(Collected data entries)
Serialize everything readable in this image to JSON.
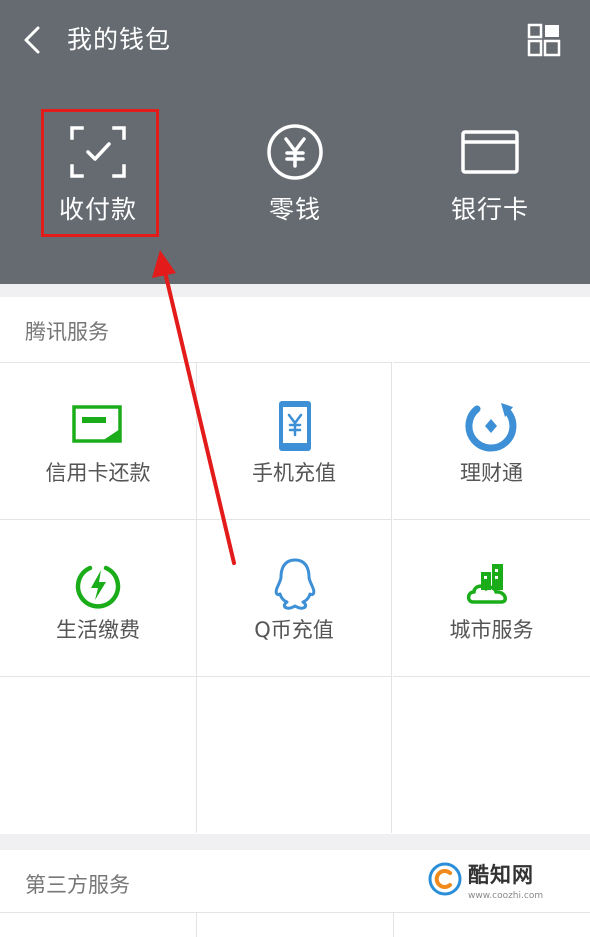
{
  "header": {
    "title": "我的钱包",
    "back_icon": "back-chevron-icon",
    "menu_icon": "grid-icon",
    "items": [
      {
        "label": "收付款",
        "icon": "scan-check-icon"
      },
      {
        "label": "零钱",
        "icon": "yuan-coin-icon"
      },
      {
        "label": "银行卡",
        "icon": "bank-card-icon"
      }
    ]
  },
  "tencent_services": {
    "title": "腾讯服务",
    "items": [
      {
        "label": "信用卡还款",
        "icon": "credit-card-repay-icon"
      },
      {
        "label": "手机充值",
        "icon": "phone-recharge-icon"
      },
      {
        "label": "理财通",
        "icon": "wealth-icon"
      },
      {
        "label": "生活缴费",
        "icon": "utility-bill-icon"
      },
      {
        "label": "Q币充值",
        "icon": "qq-penguin-icon"
      },
      {
        "label": "城市服务",
        "icon": "city-service-icon"
      }
    ]
  },
  "third_party_services": {
    "title": "第三方服务"
  },
  "watermark": {
    "name": "酷知网",
    "url": "www.coozhi.com"
  },
  "colors": {
    "header_bg": "#656b71",
    "highlight": "#e31b1b",
    "green": "#1aad19",
    "blue": "#3d8fd6"
  }
}
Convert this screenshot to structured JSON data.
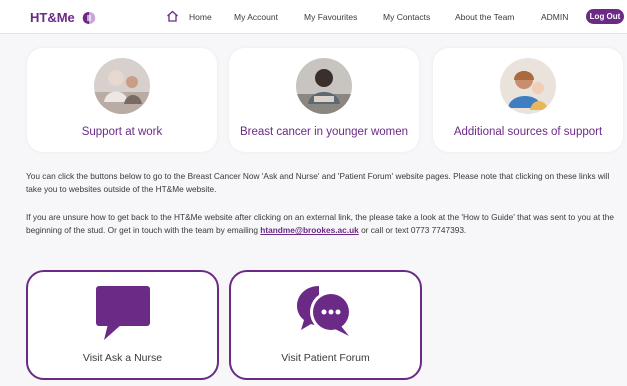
{
  "nav": {
    "logo": "HT&Me",
    "home": "Home",
    "account": "My Account",
    "favourites": "My Favourites",
    "contacts": "My Contacts",
    "team": "About the Team",
    "admin": "ADMIN",
    "logout": "Log Out"
  },
  "cards": [
    {
      "label": "Support at work"
    },
    {
      "label": "Breast cancer in younger women"
    },
    {
      "label": "Additional sources of support"
    }
  ],
  "info": {
    "p1": "You can click the buttons below to go to the Breast Cancer Now 'Ask and Nurse' and 'Patient Forum' website pages. Please note that clicking on these links will take you to websites outside of the HT&Me website.",
    "p2_before": "If you are unsure how to get back to the HT&Me website after clicking on an external link, the please take a look at the 'How to Guide' that was sent to you at the beginning of the stud. Or get in touch with the team by emailing ",
    "email": "htandme@brookes.ac.uk",
    "p2_after": " or call or text 0773 7747393."
  },
  "buttons": {
    "nurse": "Visit Ask a Nurse",
    "forum": "Visit Patient Forum"
  },
  "colors": {
    "brand": "#6b2a86",
    "background": "#f7f6f8"
  },
  "icons": {
    "logo": "ht-me-logo-icon",
    "home": "home-icon",
    "nurse": "speech-bubble-icon",
    "forum": "chat-bubbles-icon"
  }
}
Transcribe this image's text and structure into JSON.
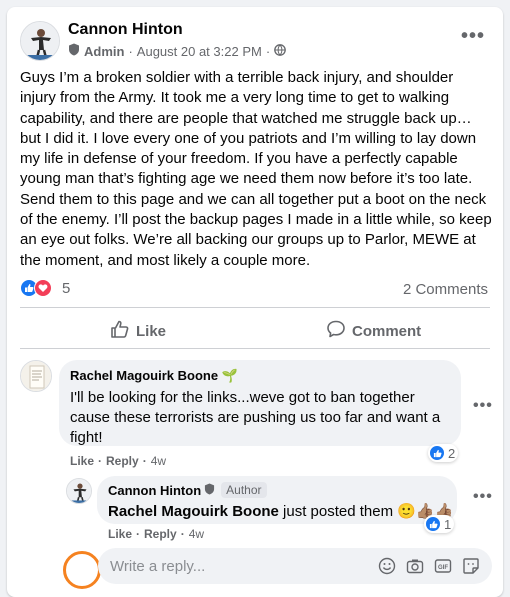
{
  "post": {
    "author": "Cannon Hinton",
    "role": "Admin",
    "separator": "·",
    "date": "August 20 at 3:22 PM",
    "separator2": "·",
    "text": "Guys I’m a broken soldier with a terrible back injury, and shoulder injury from the Army. It took me a very long time to get to walking capability, and there are people that watched me struggle back up… but I did it. I love every one of you patriots and I’m willing to lay down my life in defense of your freedom. If you have a perfectly capable young man that’s fighting age we need them now before it’s too late. Send them to this page and we can all together put a boot on the neck of the enemy. I’ll post the backup pages I made in a little while, so keep an eye out folks. We’re all backing our groups up to Parlor, MEWE at the moment, and most likely a couple more.",
    "reaction_count": "5",
    "comments_count": "2 Comments",
    "like_label": "Like",
    "comment_label": "Comment"
  },
  "comments": [
    {
      "author": "Rachel Magouirk Boone",
      "author_suffix": "🌱",
      "text": "I'll be looking for the links...weve got to ban together cause these terrorists are pushing us too far and want a fight!",
      "like_label": "Like",
      "dot": "·",
      "reply_label": "Reply",
      "dot2": "·",
      "time": "4w",
      "reaction_count": "2"
    },
    {
      "author": "Cannon Hinton",
      "badge": "Author",
      "mention": "Rachel Magouirk Boone",
      "text": " just posted them 🙂👍🏽👍🏽",
      "like_label": "Like",
      "dot": "·",
      "reply_label": "Reply",
      "dot2": "·",
      "time": "4w",
      "reaction_count": "1"
    }
  ],
  "reply": {
    "placeholder": "Write a reply..."
  },
  "icons": {
    "privacy": "globe-icon",
    "role": "shield-icon",
    "reply_tools": [
      "emoji-icon",
      "camera-icon",
      "gif-icon",
      "sticker-icon"
    ]
  },
  "colors": {
    "like_blue": "#1877f2",
    "love_red": "#f33e58",
    "highlight_orange": "#f58220"
  }
}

__Written task__: Count the lines of the material that include the word "Breast", then report only the total.

__Solved exercise__: 2